*Directions for this task:*
Give the listing below again in full, exactly as written.

Part of a data file
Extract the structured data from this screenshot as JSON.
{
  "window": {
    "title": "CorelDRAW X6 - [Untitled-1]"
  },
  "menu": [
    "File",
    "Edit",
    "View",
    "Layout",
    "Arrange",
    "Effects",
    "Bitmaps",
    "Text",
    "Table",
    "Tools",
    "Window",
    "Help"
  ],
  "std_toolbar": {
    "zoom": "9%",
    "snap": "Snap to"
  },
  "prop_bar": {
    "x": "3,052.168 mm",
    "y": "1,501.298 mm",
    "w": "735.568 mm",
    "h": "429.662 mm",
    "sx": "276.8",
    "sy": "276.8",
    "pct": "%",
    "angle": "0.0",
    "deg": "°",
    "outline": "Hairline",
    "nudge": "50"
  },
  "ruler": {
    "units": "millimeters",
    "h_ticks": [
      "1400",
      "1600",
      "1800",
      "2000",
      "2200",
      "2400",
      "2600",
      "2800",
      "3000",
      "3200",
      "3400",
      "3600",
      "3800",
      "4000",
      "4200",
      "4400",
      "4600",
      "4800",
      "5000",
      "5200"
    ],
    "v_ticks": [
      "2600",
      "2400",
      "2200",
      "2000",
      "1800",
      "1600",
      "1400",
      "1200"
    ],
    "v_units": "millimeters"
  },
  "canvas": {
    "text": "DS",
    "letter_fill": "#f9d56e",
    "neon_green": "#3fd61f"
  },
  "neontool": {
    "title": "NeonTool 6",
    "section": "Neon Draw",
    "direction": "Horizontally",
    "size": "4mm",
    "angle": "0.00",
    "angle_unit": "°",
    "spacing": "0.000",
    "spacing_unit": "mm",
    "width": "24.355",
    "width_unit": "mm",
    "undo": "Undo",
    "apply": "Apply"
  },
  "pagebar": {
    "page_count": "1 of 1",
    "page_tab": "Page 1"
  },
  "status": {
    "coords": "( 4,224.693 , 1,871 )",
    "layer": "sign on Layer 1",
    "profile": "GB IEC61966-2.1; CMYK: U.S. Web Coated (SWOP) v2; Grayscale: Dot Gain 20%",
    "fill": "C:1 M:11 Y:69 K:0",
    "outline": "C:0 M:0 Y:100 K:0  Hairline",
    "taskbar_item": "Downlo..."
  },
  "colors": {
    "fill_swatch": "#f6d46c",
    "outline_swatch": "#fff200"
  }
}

*Finished task:*
Extract the structured data from this screenshot as JSON.
{
  "window": {
    "title": "CorelDRAW X6 - [Untitled-1]"
  },
  "menu": [
    "File",
    "Edit",
    "View",
    "Layout",
    "Arrange",
    "Effects",
    "Bitmaps",
    "Text",
    "Table",
    "Tools",
    "Window",
    "Help"
  ],
  "std_toolbar": {
    "zoom": "9%",
    "snap": "Snap to"
  },
  "prop_bar": {
    "x": "3,052.168 mm",
    "y": "1,501.298 mm",
    "w": "735.568 mm",
    "h": "429.662 mm",
    "sx": "276.8",
    "sy": "276.8",
    "pct": "%",
    "angle": "0.0",
    "deg": "°",
    "outline": "Hairline",
    "nudge": "50"
  },
  "ruler": {
    "units": "millimeters",
    "h_ticks": [
      "1400",
      "1600",
      "1800",
      "2000",
      "2200",
      "2400",
      "2600",
      "2800",
      "3000",
      "3200",
      "3400",
      "3600",
      "3800",
      "4000",
      "4200",
      "4400",
      "4600",
      "4800",
      "5000",
      "5200"
    ],
    "v_ticks": [
      "2600",
      "2400",
      "2200",
      "2000",
      "1800",
      "1600",
      "1400",
      "1200"
    ],
    "v_units": "millimeters"
  },
  "canvas": {
    "text": "DS",
    "letter_fill": "#f9d56e",
    "neon_green": "#3fd61f"
  },
  "neontool": {
    "title": "NeonTool 6",
    "section": "Neon Draw",
    "direction": "Horizontally",
    "size": "4mm",
    "angle": "0.00",
    "angle_unit": "°",
    "spacing": "0.000",
    "spacing_unit": "mm",
    "width": "24.355",
    "width_unit": "mm",
    "undo": "Undo",
    "apply": "Apply"
  },
  "pagebar": {
    "page_count": "1 of 1",
    "page_tab": "Page 1"
  },
  "status": {
    "coords": "( 4,224.693 , 1,871 )",
    "layer": "sign on Layer 1",
    "profile": "GB IEC61966-2.1; CMYK: U.S. Web Coated (SWOP) v2; Grayscale: Dot Gain 20%",
    "fill": "C:1 M:11 Y:69 K:0",
    "outline": "C:0 M:0 Y:100 K:0  Hairline",
    "taskbar_item": "Downlo..."
  },
  "colors": {
    "fill_swatch": "#f6d46c",
    "outline_swatch": "#fff200"
  }
}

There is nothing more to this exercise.